PROBLEM DETAILS. What is the number of lines containing the word "section"? Give that number alone.

┌──

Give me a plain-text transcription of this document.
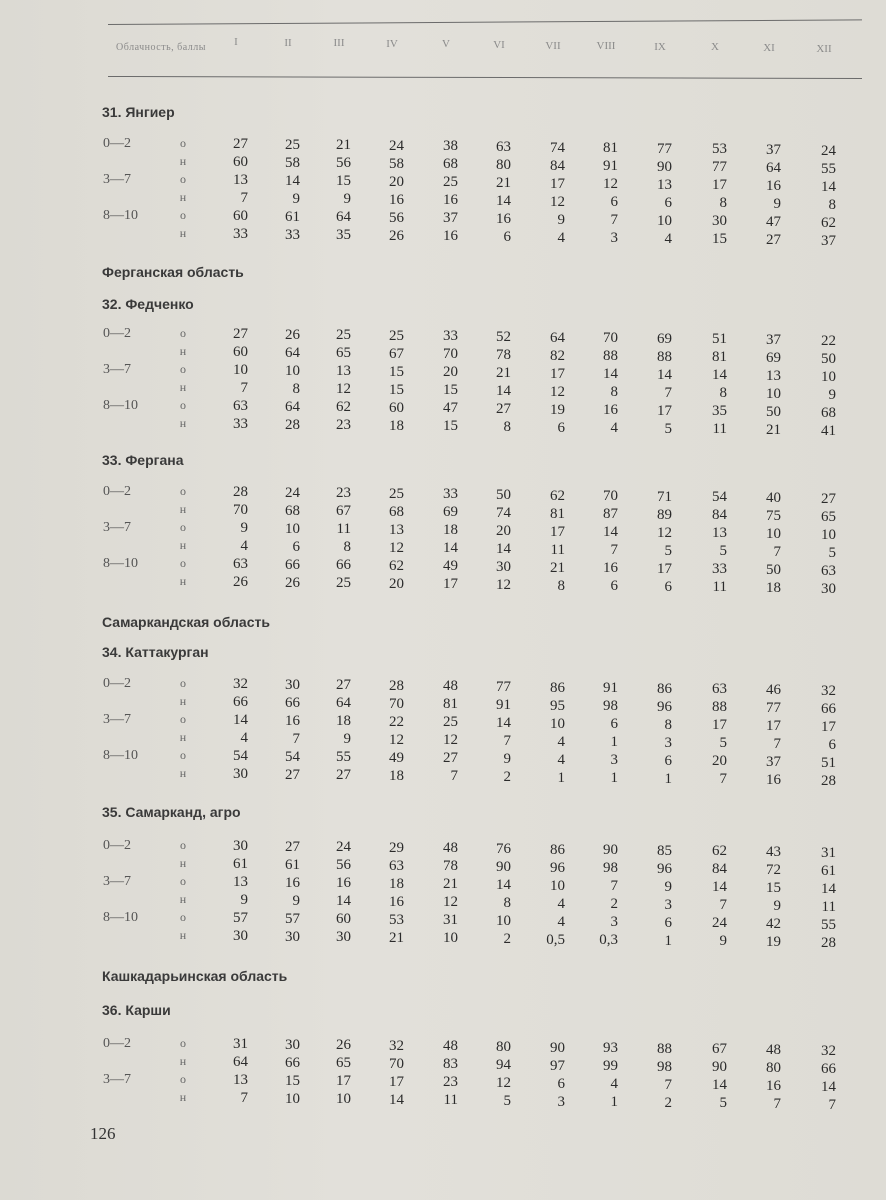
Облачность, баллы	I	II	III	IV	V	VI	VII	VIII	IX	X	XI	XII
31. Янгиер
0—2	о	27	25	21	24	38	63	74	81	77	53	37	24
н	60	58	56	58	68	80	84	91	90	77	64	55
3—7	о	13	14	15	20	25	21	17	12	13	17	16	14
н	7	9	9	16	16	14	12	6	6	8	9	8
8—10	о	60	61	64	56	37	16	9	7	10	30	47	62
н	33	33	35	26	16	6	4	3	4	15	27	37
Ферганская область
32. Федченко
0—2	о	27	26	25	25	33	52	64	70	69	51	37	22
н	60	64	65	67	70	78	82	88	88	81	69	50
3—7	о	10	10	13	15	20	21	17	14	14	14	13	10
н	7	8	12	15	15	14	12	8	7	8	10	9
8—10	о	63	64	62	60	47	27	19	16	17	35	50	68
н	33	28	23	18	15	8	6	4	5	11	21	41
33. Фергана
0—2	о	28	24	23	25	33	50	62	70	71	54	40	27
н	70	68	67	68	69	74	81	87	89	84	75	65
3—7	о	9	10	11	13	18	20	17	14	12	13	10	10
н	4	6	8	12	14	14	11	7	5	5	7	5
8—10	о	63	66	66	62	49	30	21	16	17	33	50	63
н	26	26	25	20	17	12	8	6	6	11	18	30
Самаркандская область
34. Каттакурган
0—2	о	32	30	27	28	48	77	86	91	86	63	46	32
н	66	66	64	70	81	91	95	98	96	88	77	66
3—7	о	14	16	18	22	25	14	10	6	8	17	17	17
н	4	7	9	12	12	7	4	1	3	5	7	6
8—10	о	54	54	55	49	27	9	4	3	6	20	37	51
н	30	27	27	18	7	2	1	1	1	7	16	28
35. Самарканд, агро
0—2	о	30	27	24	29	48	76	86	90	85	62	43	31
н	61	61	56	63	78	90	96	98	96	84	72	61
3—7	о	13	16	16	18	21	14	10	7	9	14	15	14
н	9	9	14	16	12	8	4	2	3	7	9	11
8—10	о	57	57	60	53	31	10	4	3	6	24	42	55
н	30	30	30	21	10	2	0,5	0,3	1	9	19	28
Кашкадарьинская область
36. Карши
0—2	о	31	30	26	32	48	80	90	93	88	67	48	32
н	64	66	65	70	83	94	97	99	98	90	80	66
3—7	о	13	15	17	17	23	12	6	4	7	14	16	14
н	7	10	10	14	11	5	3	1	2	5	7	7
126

└──
┌──

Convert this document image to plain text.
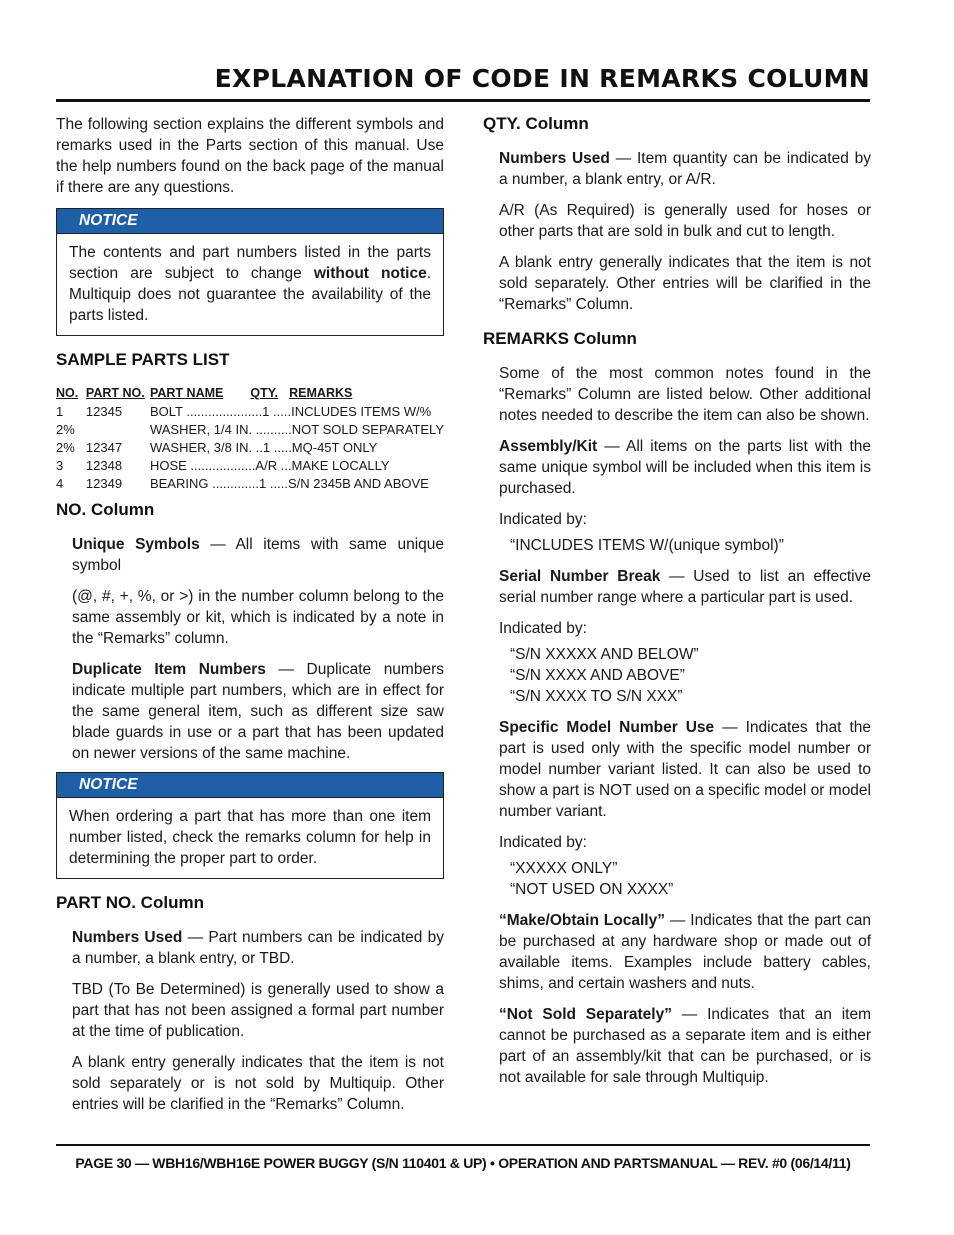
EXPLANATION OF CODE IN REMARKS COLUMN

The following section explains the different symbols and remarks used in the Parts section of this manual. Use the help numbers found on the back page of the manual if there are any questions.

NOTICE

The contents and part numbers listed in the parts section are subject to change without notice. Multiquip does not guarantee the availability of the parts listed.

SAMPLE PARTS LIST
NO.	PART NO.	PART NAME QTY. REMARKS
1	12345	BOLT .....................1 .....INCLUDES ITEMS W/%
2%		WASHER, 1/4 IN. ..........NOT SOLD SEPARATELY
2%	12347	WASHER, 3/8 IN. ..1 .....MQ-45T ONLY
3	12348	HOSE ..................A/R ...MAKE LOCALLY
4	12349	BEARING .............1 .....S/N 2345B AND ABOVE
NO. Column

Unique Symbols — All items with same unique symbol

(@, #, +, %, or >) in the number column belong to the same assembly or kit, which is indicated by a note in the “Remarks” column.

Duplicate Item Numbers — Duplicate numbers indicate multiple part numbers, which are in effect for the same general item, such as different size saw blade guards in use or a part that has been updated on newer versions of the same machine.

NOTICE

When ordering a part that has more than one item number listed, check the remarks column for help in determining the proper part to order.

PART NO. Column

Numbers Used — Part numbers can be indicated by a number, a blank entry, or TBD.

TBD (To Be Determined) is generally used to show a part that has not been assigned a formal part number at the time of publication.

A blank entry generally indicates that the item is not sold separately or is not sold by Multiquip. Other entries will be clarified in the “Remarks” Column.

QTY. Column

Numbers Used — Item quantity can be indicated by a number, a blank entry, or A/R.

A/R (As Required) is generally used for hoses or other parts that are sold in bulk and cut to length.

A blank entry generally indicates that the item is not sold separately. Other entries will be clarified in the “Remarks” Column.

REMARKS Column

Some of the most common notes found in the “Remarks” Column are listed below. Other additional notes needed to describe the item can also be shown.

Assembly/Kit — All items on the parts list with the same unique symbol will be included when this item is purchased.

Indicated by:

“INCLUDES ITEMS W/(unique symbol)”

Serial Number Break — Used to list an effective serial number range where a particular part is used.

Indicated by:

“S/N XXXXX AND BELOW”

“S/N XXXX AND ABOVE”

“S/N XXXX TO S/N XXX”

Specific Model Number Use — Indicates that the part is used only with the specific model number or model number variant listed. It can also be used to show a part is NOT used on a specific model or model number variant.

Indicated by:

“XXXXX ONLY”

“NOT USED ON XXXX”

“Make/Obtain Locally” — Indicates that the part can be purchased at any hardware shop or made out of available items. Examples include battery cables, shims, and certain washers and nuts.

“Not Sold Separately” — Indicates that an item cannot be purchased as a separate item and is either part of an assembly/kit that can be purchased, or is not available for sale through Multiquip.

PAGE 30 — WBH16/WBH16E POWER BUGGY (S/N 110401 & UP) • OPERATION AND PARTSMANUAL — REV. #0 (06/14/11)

└──

RESPONSE TO THIS TASK. 2